» Required work:
Copy all of the material word for word, except for the pictures.

» Data for this task:
↓↓↓

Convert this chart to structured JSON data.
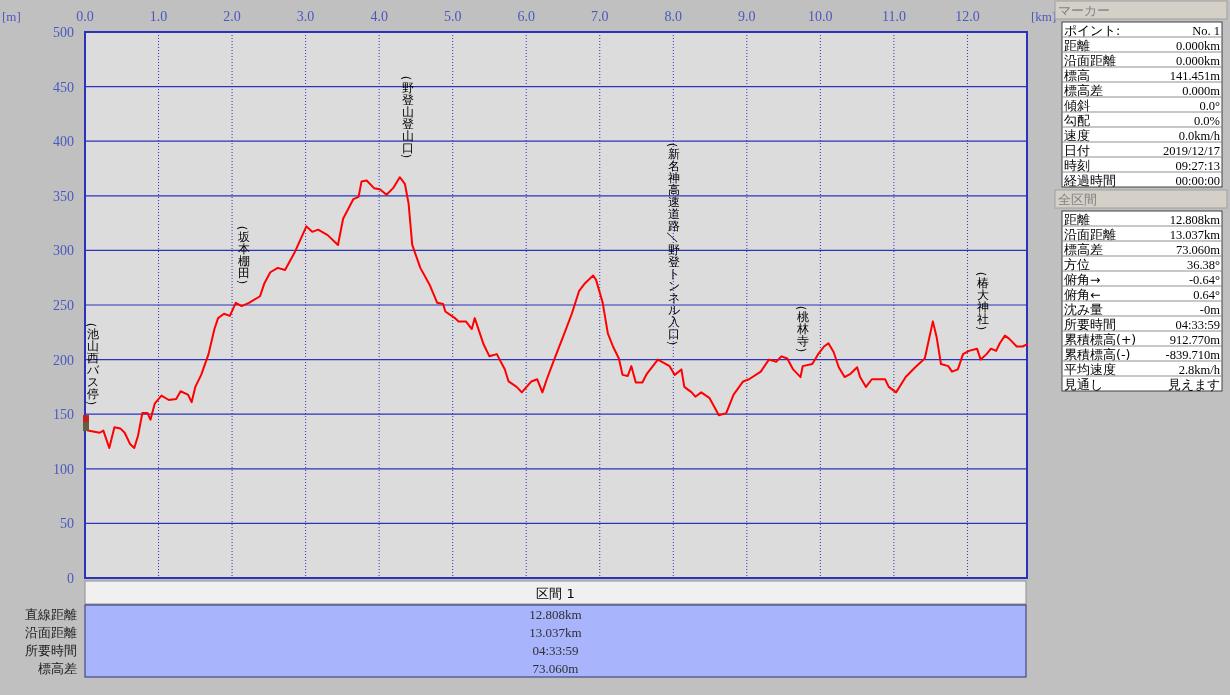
{
  "chart_data": [
    {
      "type": "line",
      "xlabel": "[km]",
      "ylabel": "[m]",
      "xlim": [
        0,
        12.81
      ],
      "xticks": [
        {
          "value": 0,
          "label": "0.0"
        },
        {
          "value": 1,
          "label": "1.0"
        },
        {
          "value": 2,
          "label": "2.0"
        },
        {
          "value": 3,
          "label": "3.0"
        },
        {
          "value": 4,
          "label": "4.0"
        },
        {
          "value": 5,
          "label": "5.0"
        },
        {
          "value": 6,
          "label": "6.0"
        },
        {
          "value": 7,
          "label": "7.0"
        },
        {
          "value": 8,
          "label": "8.0"
        },
        {
          "value": 9,
          "label": "9.0"
        },
        {
          "value": 10,
          "label": "10.0"
        },
        {
          "value": 11,
          "label": "11.0"
        },
        {
          "value": 12,
          "label": "12.0"
        }
      ],
      "ylim": [
        0,
        500
      ],
      "yticks": [
        0,
        50,
        100,
        150,
        200,
        250,
        300,
        350,
        400,
        450,
        500
      ],
      "grid": true,
      "x": [
        0,
        0.04,
        0.2,
        0.25,
        0.33,
        0.4,
        0.48,
        0.54,
        0.61,
        0.67,
        0.72,
        0.78,
        0.85,
        0.89,
        0.95,
        1.04,
        1.14,
        1.24,
        1.3,
        1.4,
        1.45,
        1.5,
        1.58,
        1.68,
        1.76,
        1.81,
        1.89,
        1.97,
        2.05,
        2.13,
        2.23,
        2.38,
        2.44,
        2.52,
        2.62,
        2.72,
        2.85,
        3.01,
        3.09,
        3.17,
        3.3,
        3.44,
        3.51,
        3.65,
        3.72,
        3.76,
        3.83,
        3.93,
        4.01,
        4.1,
        4.19,
        4.28,
        4.35,
        4.4,
        4.45,
        4.56,
        4.69,
        4.79,
        4.87,
        4.9,
        5.03,
        5.08,
        5.18,
        5.26,
        5.3,
        5.42,
        5.5,
        5.6,
        5.71,
        5.76,
        5.87,
        5.94,
        6.07,
        6.15,
        6.22,
        6.28,
        6.38,
        6.49,
        6.62,
        6.72,
        6.8,
        6.91,
        6.95,
        7.04,
        7.11,
        7.18,
        7.26,
        7.31,
        7.38,
        7.43,
        7.49,
        7.58,
        7.64,
        7.79,
        7.95,
        8.02,
        8.11,
        8.15,
        8.25,
        8.3,
        8.38,
        8.49,
        8.62,
        8.72,
        8.82,
        8.95,
        9.03,
        9.19,
        9.3,
        9.4,
        9.47,
        9.55,
        9.63,
        9.73,
        9.76,
        9.89,
        9.97,
        10.05,
        10.11,
        10.18,
        10.25,
        10.33,
        10.41,
        10.5,
        10.54,
        10.62,
        10.7,
        10.88,
        10.93,
        11.03,
        11.16,
        11.29,
        11.42,
        11.53,
        11.58,
        11.64,
        11.74,
        11.79,
        11.87,
        11.94,
        12.02,
        12.13,
        12.18,
        12.26,
        12.32,
        12.39,
        12.44,
        12.51,
        12.57,
        12.67,
        12.75,
        12.808
      ],
      "series": [
        {
          "color": "#ff0000",
          "values": [
            141,
            135,
            133,
            135,
            119,
            138,
            137,
            133,
            123,
            119,
            130,
            151,
            151,
            145,
            160,
            167,
            163,
            164,
            171,
            168,
            161,
            175,
            186,
            205,
            228,
            238,
            242,
            240,
            252,
            249,
            252,
            258,
            270,
            280,
            284,
            282,
            298,
            322,
            317,
            319,
            314,
            305,
            329,
            347,
            349,
            363,
            364,
            357,
            356,
            351,
            357,
            367,
            361,
            343,
            305,
            284,
            268,
            252,
            251,
            244,
            238,
            235,
            235,
            228,
            238,
            214,
            203,
            205,
            191,
            180,
            175,
            170,
            180,
            182,
            170,
            182,
            200,
            219,
            242,
            263,
            270,
            277,
            273,
            252,
            224,
            212,
            201,
            186,
            185,
            194,
            179,
            179,
            187,
            200,
            194,
            186,
            191,
            175,
            170,
            166,
            170,
            165,
            149,
            151,
            168,
            180,
            182,
            189,
            200,
            198,
            203,
            201,
            191,
            184,
            194,
            196,
            205,
            212,
            215,
            207,
            193,
            184,
            187,
            193,
            184,
            175,
            182,
            182,
            175,
            170,
            184,
            193,
            201,
            235,
            221,
            196,
            194,
            189,
            191,
            205,
            208,
            210,
            200,
            205,
            210,
            208,
            215,
            222,
            219,
            212,
            212,
            214
          ]
        }
      ],
      "annotations": [
        {
          "text": "（池山西バス停）",
          "x": 0,
          "y": 141
        },
        {
          "text": "（坂本棚田）",
          "x": 2.05,
          "y": 252
        },
        {
          "text": "（野登山登山口）",
          "x": 4.28,
          "y": 367
        },
        {
          "text": "（新名神高速道路／野登トンネル入口）",
          "x": 7.9,
          "y": 196
        },
        {
          "text": "（桃林寺）",
          "x": 9.65,
          "y": 190
        },
        {
          "text": "（椿大神社）",
          "x": 12.1,
          "y": 210
        }
      ]
    },
    {
      "type": "other",
      "title": "マーカー",
      "annotations": [
        "ポイント:",
        "No. 1",
        "距離",
        "0.000km",
        "沿面距離",
        "0.000km",
        "標高",
        "141.451m",
        "標高差",
        "0.000m",
        "傾斜",
        "0.0°",
        "勾配",
        "0.0%",
        "速度",
        "0.0km/h",
        "日付",
        "2019/12/17",
        "時刻",
        "09:27:13",
        "経過時間",
        "00:00:00"
      ]
    },
    {
      "type": "other",
      "title": "全区間",
      "annotations": [
        "距離",
        "12.808km",
        "沿面距離",
        "13.037km",
        "標高差",
        "73.060m",
        "方位",
        "36.38°",
        "俯角→",
        "-0.64°",
        "俯角←",
        "0.64°",
        "沈み量",
        "-0m",
        "所要時間",
        "04:33:59",
        "累積標高(+)",
        "912.770m",
        "累積標高(-)",
        "-839.710m",
        "平均速度",
        "2.8km/h",
        "見通し",
        "見えます"
      ]
    },
    {
      "type": "other",
      "title": "区間 1",
      "annotations": [
        "直線距離",
        "12.808km",
        "沿面距離",
        "13.037km",
        "所要時間",
        "04:33:59",
        "標高差",
        "73.060m"
      ]
    }
  ]
}
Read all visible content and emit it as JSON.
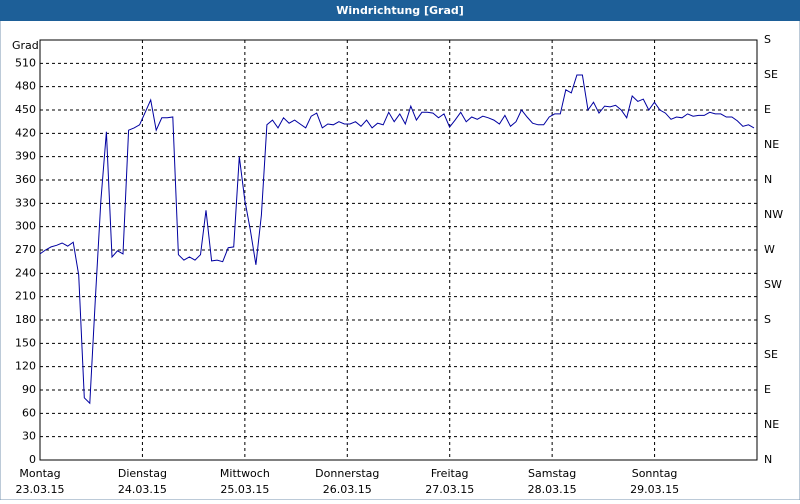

↑↑↑

» Problem solution:
Convert this chart to structured JSON data.
{
  "chart_data": [
    {
      "type": "line",
      "xlabel": "[km]",
      "ylabel": "[m]",
      "xlim": [
        0,
        12.81
      ],
      "xticks": [
        {
          "value": 0,
          "label": "0.0"
        },
        {
          "value": 1,
          "label": "1.0"
        },
        {
          "value": 2,
          "label": "2.0"
        },
        {
          "value": 3,
          "label": "3.0"
        },
        {
          "value": 4,
          "label": "4.0"
        },
        {
          "value": 5,
          "label": "5.0"
        },
        {
          "value": 6,
          "label": "6.0"
        },
        {
          "value": 7,
          "label": "7.0"
        },
        {
          "value": 8,
          "label": "8.0"
        },
        {
          "value": 9,
          "label": "9.0"
        },
        {
          "value": 10,
          "label": "10.0"
        },
        {
          "value": 11,
          "label": "11.0"
        },
        {
          "value": 12,
          "label": "12.0"
        }
      ],
      "ylim": [
        0,
        500
      ],
      "yticks": [
        0,
        50,
        100,
        150,
        200,
        250,
        300,
        350,
        400,
        450,
        500
      ],
      "grid": true,
      "x": [
        0,
        0.04,
        0.2,
        0.25,
        0.33,
        0.4,
        0.48,
        0.54,
        0.61,
        0.67,
        0.72,
        0.78,
        0.85,
        0.89,
        0.95,
        1.04,
        1.14,
        1.24,
        1.3,
        1.4,
        1.45,
        1.5,
        1.58,
        1.68,
        1.76,
        1.81,
        1.89,
        1.97,
        2.05,
        2.13,
        2.23,
        2.38,
        2.44,
        2.52,
        2.62,
        2.72,
        2.85,
        3.01,
        3.09,
        3.17,
        3.3,
        3.44,
        3.51,
        3.65,
        3.72,
        3.76,
        3.83,
        3.93,
        4.01,
        4.1,
        4.19,
        4.28,
        4.35,
        4.4,
        4.45,
        4.56,
        4.69,
        4.79,
        4.87,
        4.9,
        5.03,
        5.08,
        5.18,
        5.26,
        5.3,
        5.42,
        5.5,
        5.6,
        5.71,
        5.76,
        5.87,
        5.94,
        6.07,
        6.15,
        6.22,
        6.28,
        6.38,
        6.49,
        6.62,
        6.72,
        6.8,
        6.91,
        6.95,
        7.04,
        7.11,
        7.18,
        7.26,
        7.31,
        7.38,
        7.43,
        7.49,
        7.58,
        7.64,
        7.79,
        7.95,
        8.02,
        8.11,
        8.15,
        8.25,
        8.3,
        8.38,
        8.49,
        8.62,
        8.72,
        8.82,
        8.95,
        9.03,
        9.19,
        9.3,
        9.4,
        9.47,
        9.55,
        9.63,
        9.73,
        9.76,
        9.89,
        9.97,
        10.05,
        10.11,
        10.18,
        10.25,
        10.33,
        10.41,
        10.5,
        10.54,
        10.62,
        10.7,
        10.88,
        10.93,
        11.03,
        11.16,
        11.29,
        11.42,
        11.53,
        11.58,
        11.64,
        11.74,
        11.79,
        11.87,
        11.94,
        12.02,
        12.13,
        12.18,
        12.26,
        12.32,
        12.39,
        12.44,
        12.51,
        12.57,
        12.67,
        12.75,
        12.808
      ],
      "series": [
        {
          "color": "#ff0000",
          "values": [
            141,
            135,
            133,
            135,
            119,
            138,
            137,
            133,
            123,
            119,
            130,
            151,
            151,
            145,
            160,
            167,
            163,
            164,
            171,
            168,
            161,
            175,
            186,
            205,
            228,
            238,
            242,
            240,
            252,
            249,
            252,
            258,
            270,
            280,
            284,
            282,
            298,
            322,
            317,
            319,
            314,
            305,
            329,
            347,
            349,
            363,
            364,
            357,
            356,
            351,
            357,
            367,
            361,
            343,
            305,
            284,
            268,
            252,
            251,
            244,
            238,
            235,
            235,
            228,
            238,
            214,
            203,
            205,
            191,
            180,
            175,
            170,
            180,
            182,
            170,
            182,
            200,
            219,
            242,
            263,
            270,
            277,
            273,
            252,
            224,
            212,
            201,
            186,
            185,
            194,
            179,
            179,
            187,
            200,
            194,
            186,
            191,
            175,
            170,
            166,
            170,
            165,
            149,
            151,
            168,
            180,
            182,
            189,
            200,
            198,
            203,
            201,
            191,
            184,
            194,
            196,
            205,
            212,
            215,
            207,
            193,
            184,
            187,
            193,
            184,
            175,
            182,
            182,
            175,
            170,
            184,
            193,
            201,
            235,
            221,
            196,
            194,
            189,
            191,
            205,
            208,
            210,
            200,
            205,
            210,
            208,
            215,
            222,
            219,
            212,
            212,
            214
          ]
        }
      ],
      "annotations": [
        {
          "text": "（池山西バス停）",
          "x": 0,
          "y": 141
        },
        {
          "text": "（坂本棚田）",
          "x": 2.05,
          "y": 252
        },
        {
          "text": "（野登山登山口）",
          "x": 4.28,
          "y": 367
        },
        {
          "text": "（新名神高速道路／野登トンネル入口）",
          "x": 7.9,
          "y": 196
        },
        {
          "text": "（桃林寺）",
          "x": 9.65,
          "y": 190
        },
        {
          "text": "（椿大神社）",
          "x": 12.1,
          "y": 210
        }
      ]
    },
    {
      "type": "other",
      "title": "マーカー",
      "annotations": [
        "ポイント:",
        "No. 1",
        "距離",
        "0.000km",
        "沿面距離",
        "0.000km",
        "標高",
        "141.451m",
        "標高差",
        "0.000m",
        "傾斜",
        "0.0°",
        "勾配",
        "0.0%",
        "速度",
        "0.0km/h",
        "日付",
        "2019/12/17",
        "時刻",
        "09:27:13",
        "経過時間",
        "00:00:00"
      ]
    },
    {
      "type": "other",
      "title": "全区間",
      "annotations": [
        "距離",
        "12.808km",
        "沿面距離",
        "13.037km",
        "標高差",
        "73.060m",
        "方位",
        "36.38°",
        "俯角→",
        "-0.64°",
        "俯角←",
        "0.64°",
        "沈み量",
        "-0m",
        "所要時間",
        "04:33:59",
        "累積標高(+)",
        "912.770m",
        "累積標高(-)",
        "-839.710m",
        "平均速度",
        "2.8km/h",
        "見通し",
        "見えます"
      ]
    },
    {
      "type": "other",
      "title": "区間 1",
      "annotations": [
        "直線距離",
        "12.808km",
        "沿面距離",
        "13.037km",
        "所要時間",
        "04:33:59",
        "標高差",
        "73.060m"
      ]
    }
  ]
}
Read all visible content and emit it as JSON.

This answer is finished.